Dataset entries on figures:

[Begin]

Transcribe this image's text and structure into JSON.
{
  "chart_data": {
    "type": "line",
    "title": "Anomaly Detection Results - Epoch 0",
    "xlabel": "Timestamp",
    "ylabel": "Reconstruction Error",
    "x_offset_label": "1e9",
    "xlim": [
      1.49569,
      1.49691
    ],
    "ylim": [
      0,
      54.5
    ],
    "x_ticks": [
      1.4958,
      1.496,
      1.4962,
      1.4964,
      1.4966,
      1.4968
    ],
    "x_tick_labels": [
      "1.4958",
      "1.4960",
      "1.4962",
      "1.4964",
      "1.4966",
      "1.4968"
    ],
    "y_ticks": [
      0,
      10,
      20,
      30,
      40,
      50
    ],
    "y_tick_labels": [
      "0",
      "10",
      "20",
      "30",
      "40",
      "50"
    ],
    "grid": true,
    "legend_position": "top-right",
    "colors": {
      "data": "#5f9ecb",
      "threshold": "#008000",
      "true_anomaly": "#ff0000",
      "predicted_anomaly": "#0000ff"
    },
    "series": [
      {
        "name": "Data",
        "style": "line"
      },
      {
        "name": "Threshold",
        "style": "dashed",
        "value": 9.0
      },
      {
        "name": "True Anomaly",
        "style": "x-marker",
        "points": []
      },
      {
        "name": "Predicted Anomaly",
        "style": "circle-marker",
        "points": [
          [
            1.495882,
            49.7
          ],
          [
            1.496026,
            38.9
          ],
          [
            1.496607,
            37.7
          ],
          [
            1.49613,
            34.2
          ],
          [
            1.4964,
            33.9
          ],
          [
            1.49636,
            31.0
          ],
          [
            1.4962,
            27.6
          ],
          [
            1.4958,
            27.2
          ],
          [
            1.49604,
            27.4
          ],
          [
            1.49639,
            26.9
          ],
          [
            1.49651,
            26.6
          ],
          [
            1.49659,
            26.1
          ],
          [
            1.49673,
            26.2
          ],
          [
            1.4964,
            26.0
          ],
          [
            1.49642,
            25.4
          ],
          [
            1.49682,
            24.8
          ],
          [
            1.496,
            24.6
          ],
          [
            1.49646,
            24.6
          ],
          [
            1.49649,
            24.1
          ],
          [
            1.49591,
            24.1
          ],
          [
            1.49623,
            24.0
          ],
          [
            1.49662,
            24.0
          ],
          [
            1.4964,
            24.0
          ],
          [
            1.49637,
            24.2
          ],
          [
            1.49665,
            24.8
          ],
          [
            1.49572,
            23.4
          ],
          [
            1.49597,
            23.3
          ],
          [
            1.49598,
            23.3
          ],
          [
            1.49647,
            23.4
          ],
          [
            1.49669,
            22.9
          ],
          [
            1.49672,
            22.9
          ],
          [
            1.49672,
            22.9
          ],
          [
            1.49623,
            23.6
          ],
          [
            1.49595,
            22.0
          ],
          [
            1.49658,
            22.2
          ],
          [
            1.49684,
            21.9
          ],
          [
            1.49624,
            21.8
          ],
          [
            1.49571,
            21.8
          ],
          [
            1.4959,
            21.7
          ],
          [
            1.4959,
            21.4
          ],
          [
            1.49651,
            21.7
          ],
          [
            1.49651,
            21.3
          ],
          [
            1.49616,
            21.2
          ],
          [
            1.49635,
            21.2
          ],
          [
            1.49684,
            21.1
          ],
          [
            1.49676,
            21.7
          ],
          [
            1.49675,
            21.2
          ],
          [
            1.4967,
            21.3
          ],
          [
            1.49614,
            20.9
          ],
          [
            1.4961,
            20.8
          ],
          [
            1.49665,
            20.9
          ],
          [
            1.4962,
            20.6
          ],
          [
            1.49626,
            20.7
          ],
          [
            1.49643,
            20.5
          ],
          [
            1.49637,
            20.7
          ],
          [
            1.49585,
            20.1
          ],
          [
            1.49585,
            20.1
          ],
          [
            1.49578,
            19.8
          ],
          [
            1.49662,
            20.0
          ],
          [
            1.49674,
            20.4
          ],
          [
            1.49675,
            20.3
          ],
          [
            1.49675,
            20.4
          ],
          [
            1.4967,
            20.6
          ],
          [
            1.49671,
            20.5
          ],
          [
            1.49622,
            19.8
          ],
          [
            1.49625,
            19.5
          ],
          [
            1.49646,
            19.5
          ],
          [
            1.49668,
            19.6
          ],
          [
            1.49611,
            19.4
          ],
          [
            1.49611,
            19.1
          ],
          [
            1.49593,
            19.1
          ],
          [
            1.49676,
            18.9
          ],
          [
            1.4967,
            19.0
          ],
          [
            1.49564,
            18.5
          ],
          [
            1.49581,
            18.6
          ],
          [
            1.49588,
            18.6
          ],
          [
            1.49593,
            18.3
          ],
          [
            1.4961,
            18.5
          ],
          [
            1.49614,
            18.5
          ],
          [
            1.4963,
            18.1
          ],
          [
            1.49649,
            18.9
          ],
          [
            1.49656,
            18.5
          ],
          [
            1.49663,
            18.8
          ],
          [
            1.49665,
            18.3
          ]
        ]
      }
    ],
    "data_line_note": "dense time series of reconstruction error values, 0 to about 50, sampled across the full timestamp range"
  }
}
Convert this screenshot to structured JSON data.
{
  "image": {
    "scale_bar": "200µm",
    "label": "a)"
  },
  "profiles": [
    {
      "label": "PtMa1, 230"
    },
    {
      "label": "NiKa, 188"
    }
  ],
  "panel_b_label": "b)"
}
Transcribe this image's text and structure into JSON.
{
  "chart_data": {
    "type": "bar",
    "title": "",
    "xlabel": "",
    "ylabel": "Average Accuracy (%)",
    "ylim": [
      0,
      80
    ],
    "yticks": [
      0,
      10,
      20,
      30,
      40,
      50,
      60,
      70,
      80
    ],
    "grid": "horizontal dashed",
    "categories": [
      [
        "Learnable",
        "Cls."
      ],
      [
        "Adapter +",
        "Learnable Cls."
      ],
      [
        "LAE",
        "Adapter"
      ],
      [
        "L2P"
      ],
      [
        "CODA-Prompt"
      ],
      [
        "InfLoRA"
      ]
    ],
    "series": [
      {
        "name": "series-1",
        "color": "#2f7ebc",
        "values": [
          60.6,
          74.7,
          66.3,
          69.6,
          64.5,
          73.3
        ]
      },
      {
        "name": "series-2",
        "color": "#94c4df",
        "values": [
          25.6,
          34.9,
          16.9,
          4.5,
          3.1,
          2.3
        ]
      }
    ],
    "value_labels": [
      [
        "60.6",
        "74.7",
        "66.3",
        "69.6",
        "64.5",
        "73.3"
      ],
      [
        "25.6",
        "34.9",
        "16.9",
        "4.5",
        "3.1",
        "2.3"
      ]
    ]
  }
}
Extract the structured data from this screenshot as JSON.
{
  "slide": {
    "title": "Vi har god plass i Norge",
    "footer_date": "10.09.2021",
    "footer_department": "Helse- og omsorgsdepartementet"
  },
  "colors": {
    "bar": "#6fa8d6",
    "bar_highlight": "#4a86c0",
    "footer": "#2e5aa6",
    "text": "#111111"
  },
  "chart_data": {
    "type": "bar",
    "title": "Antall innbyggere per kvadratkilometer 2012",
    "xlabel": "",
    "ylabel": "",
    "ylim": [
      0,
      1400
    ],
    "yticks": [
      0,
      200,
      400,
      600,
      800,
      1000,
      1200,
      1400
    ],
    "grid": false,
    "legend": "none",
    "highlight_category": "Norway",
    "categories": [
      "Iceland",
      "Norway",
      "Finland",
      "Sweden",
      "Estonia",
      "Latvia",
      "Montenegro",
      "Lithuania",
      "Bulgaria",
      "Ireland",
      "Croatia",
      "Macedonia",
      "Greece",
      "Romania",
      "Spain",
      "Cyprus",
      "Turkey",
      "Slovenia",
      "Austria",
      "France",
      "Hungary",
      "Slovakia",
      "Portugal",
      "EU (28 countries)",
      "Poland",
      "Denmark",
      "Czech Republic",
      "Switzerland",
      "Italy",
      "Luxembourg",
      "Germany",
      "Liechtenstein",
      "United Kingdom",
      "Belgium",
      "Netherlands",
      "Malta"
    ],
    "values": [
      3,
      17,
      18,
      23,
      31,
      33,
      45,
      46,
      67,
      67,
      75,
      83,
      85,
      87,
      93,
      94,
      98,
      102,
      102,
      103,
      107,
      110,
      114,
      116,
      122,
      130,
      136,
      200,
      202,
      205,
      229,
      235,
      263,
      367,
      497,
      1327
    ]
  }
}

[End]

[Prompt] Each line above that includes "grid" counts once; state the total and nothing more.

[Output] 3